Do this:
Set down the full listing exactly as given. Any pictures are to be left out.

Data records:
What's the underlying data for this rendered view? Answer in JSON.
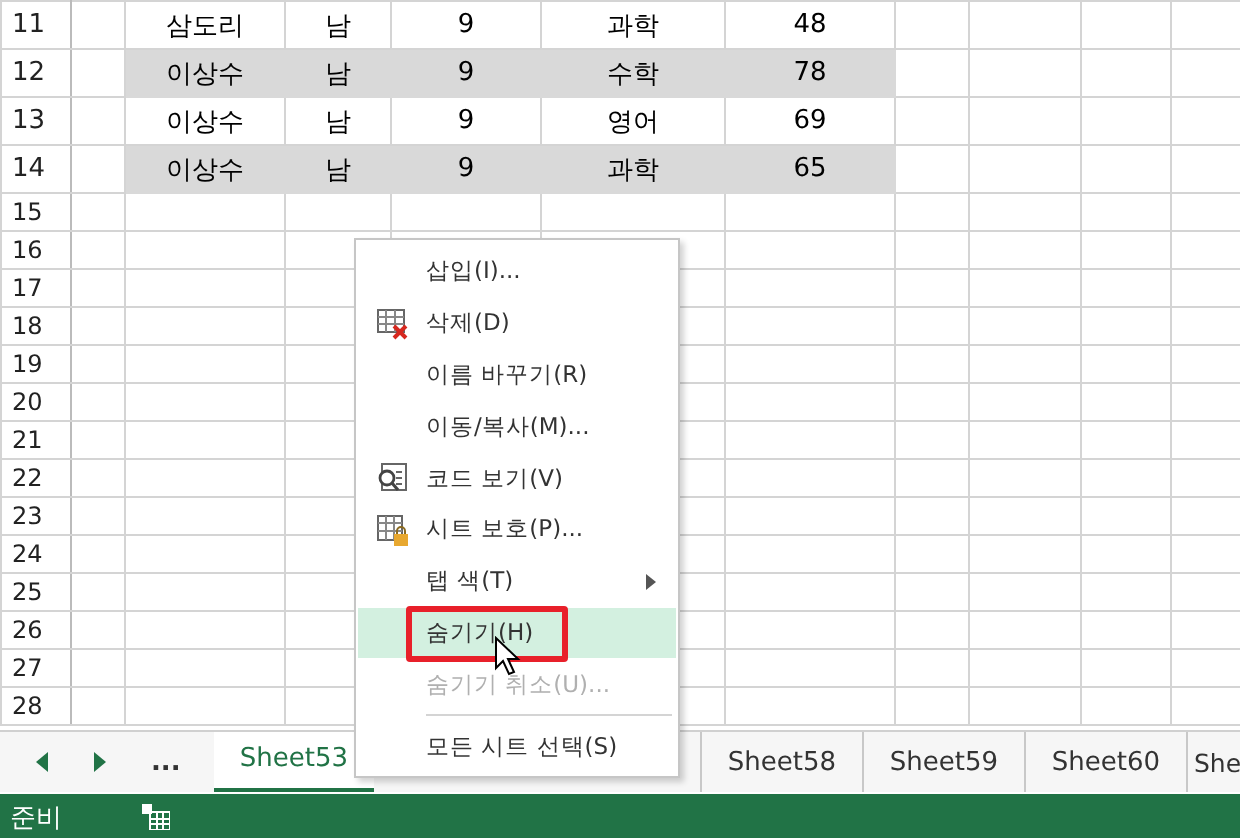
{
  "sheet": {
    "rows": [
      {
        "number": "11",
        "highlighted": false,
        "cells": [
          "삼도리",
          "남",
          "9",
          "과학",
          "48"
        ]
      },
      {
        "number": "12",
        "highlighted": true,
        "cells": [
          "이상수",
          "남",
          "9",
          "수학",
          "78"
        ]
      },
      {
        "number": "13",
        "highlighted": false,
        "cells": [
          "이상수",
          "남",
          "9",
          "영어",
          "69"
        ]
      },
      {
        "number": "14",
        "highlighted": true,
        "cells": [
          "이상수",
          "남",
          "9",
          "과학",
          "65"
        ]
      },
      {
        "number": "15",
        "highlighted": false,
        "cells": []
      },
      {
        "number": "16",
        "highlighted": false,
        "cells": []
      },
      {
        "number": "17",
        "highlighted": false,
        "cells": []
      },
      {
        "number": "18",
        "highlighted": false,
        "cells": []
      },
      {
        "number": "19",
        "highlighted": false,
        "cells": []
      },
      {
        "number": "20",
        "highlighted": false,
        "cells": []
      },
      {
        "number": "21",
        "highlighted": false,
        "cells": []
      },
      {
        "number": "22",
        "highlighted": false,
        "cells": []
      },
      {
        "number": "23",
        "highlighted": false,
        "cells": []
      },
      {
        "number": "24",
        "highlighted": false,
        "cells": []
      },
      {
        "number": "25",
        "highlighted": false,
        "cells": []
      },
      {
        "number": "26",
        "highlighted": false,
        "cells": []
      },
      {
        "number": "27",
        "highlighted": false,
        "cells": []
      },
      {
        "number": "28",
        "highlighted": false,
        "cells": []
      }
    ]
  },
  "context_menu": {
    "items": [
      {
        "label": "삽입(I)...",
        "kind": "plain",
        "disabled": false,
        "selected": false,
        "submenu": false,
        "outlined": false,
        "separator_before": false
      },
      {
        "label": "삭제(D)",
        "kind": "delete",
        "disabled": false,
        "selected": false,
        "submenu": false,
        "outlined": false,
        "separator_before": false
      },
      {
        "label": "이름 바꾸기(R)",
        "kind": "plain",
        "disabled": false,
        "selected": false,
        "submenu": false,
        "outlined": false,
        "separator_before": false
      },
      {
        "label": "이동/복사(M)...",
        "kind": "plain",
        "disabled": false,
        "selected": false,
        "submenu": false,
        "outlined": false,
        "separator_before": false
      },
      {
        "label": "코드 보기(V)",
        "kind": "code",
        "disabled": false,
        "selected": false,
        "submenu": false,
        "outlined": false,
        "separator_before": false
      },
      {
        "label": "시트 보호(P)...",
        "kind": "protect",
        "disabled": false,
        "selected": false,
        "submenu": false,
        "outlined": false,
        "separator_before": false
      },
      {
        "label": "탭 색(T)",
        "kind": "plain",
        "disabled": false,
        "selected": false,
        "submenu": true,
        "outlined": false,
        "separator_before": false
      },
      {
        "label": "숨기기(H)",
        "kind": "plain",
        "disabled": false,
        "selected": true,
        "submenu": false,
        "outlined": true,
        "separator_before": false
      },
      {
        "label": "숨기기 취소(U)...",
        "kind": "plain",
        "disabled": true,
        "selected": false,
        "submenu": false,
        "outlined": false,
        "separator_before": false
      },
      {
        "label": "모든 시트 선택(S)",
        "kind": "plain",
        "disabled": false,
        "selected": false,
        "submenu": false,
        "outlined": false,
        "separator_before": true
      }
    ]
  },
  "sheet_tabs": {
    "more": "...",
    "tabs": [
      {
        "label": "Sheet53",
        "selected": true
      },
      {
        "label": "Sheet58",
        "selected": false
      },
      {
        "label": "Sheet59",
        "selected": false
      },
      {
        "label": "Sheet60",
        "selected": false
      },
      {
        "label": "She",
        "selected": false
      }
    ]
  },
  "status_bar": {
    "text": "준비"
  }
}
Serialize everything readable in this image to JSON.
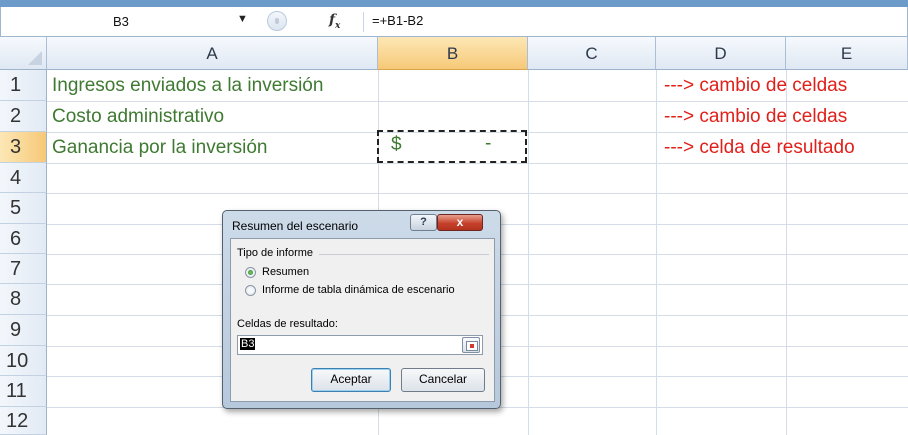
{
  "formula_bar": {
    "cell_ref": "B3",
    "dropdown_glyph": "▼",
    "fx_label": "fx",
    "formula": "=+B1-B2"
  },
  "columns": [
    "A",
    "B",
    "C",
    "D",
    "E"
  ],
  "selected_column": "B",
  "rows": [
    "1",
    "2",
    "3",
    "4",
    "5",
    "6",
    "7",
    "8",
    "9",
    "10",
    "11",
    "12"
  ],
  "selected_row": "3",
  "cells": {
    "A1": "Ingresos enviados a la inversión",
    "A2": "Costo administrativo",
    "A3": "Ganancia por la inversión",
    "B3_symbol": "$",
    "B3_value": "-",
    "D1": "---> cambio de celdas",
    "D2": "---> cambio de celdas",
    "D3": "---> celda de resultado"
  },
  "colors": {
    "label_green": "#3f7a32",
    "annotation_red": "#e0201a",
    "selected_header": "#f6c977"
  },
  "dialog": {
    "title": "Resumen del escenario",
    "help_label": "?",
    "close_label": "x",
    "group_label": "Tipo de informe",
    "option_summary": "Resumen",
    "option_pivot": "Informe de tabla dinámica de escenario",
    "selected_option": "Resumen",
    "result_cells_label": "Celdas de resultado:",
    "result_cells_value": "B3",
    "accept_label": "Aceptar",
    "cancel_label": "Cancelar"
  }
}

Task solution:
What's the underlying data for this rendered view? Answer in JSON.
{
  "sheet": {
    "rows": [
      {
        "number": "11",
        "highlighted": false,
        "cells": [
          "삼도리",
          "남",
          "9",
          "과학",
          "48"
        ]
      },
      {
        "number": "12",
        "highlighted": true,
        "cells": [
          "이상수",
          "남",
          "9",
          "수학",
          "78"
        ]
      },
      {
        "number": "13",
        "highlighted": false,
        "cells": [
          "이상수",
          "남",
          "9",
          "영어",
          "69"
        ]
      },
      {
        "number": "14",
        "highlighted": true,
        "cells": [
          "이상수",
          "남",
          "9",
          "과학",
          "65"
        ]
      },
      {
        "number": "15",
        "highlighted": false,
        "cells": []
      },
      {
        "number": "16",
        "highlighted": false,
        "cells": []
      },
      {
        "number": "17",
        "highlighted": false,
        "cells": []
      },
      {
        "number": "18",
        "highlighted": false,
        "cells": []
      },
      {
        "number": "19",
        "highlighted": false,
        "cells": []
      },
      {
        "number": "20",
        "highlighted": false,
        "cells": []
      },
      {
        "number": "21",
        "highlighted": false,
        "cells": []
      },
      {
        "number": "22",
        "highlighted": false,
        "cells": []
      },
      {
        "number": "23",
        "highlighted": false,
        "cells": []
      },
      {
        "number": "24",
        "highlighted": false,
        "cells": []
      },
      {
        "number": "25",
        "highlighted": false,
        "cells": []
      },
      {
        "number": "26",
        "highlighted": false,
        "cells": []
      },
      {
        "number": "27",
        "highlighted": false,
        "cells": []
      },
      {
        "number": "28",
        "highlighted": false,
        "cells": []
      }
    ]
  },
  "context_menu": {
    "items": [
      {
        "label": "삽입(I)...",
        "kind": "plain",
        "disabled": false,
        "selected": false,
        "submenu": false,
        "outlined": false,
        "separator_before": false
      },
      {
        "label": "삭제(D)",
        "kind": "delete",
        "disabled": false,
        "selected": false,
        "submenu": false,
        "outlined": false,
        "separator_before": false
      },
      {
        "label": "이름 바꾸기(R)",
        "kind": "plain",
        "disabled": false,
        "selected": false,
        "submenu": false,
        "outlined": false,
        "separator_before": false
      },
      {
        "label": "이동/복사(M)...",
        "kind": "plain",
        "disabled": false,
        "selected": false,
        "submenu": false,
        "outlined": false,
        "separator_before": false
      },
      {
        "label": "코드 보기(V)",
        "kind": "code",
        "disabled": false,
        "selected": false,
        "submenu": false,
        "outlined": false,
        "separator_before": false
      },
      {
        "label": "시트 보호(P)...",
        "kind": "protect",
        "disabled": false,
        "selected": false,
        "submenu": false,
        "outlined": false,
        "separator_before": false
      },
      {
        "label": "탭 색(T)",
        "kind": "plain",
        "disabled": false,
        "selected": false,
        "submenu": true,
        "outlined": false,
        "separator_before": false
      },
      {
        "label": "숨기기(H)",
        "kind": "plain",
        "disabled": false,
        "selected": true,
        "submenu": false,
        "outlined": true,
        "separator_before": false
      },
      {
        "label": "숨기기 취소(U)...",
        "kind": "plain",
        "disabled": true,
        "selected": false,
        "submenu": false,
        "outlined": false,
        "separator_before": false
      },
      {
        "label": "모든 시트 선택(S)",
        "kind": "plain",
        "disabled": false,
        "selected": false,
        "submenu": false,
        "outlined": false,
        "separator_before": true
      }
    ]
  },
  "sheet_tabs": {
    "more": "...",
    "tabs": [
      {
        "label": "Sheet53",
        "selected": true
      },
      {
        "label": "Sheet58",
        "selected": false
      },
      {
        "label": "Sheet59",
        "selected": false
      },
      {
        "label": "Sheet60",
        "selected": false
      },
      {
        "label": "She",
        "selected": false
      }
    ]
  },
  "status_bar": {
    "text": "준비"
  }
}
Serialize everything readable in this image to JSON.
{
  "formula_bar": {
    "cell_ref": "B3",
    "dropdown_glyph": "▼",
    "fx_label": "fx",
    "formula": "=+B1-B2"
  },
  "columns": [
    "A",
    "B",
    "C",
    "D",
    "E"
  ],
  "selected_column": "B",
  "rows": [
    "1",
    "2",
    "3",
    "4",
    "5",
    "6",
    "7",
    "8",
    "9",
    "10",
    "11",
    "12"
  ],
  "selected_row": "3",
  "cells": {
    "A1": "Ingresos enviados a la inversión",
    "A2": "Costo administrativo",
    "A3": "Ganancia por la inversión",
    "B3_symbol": "$",
    "B3_value": "-",
    "D1": "---> cambio de celdas",
    "D2": "---> cambio de celdas",
    "D3": "---> celda de resultado"
  },
  "colors": {
    "label_green": "#3f7a32",
    "annotation_red": "#e0201a",
    "selected_header": "#f6c977"
  },
  "dialog": {
    "title": "Resumen del escenario",
    "help_label": "?",
    "close_label": "x",
    "group_label": "Tipo de informe",
    "option_summary": "Resumen",
    "option_pivot": "Informe de tabla dinámica de escenario",
    "selected_option": "Resumen",
    "result_cells_label": "Celdas de resultado:",
    "result_cells_value": "B3",
    "accept_label": "Aceptar",
    "cancel_label": "Cancelar"
  }
}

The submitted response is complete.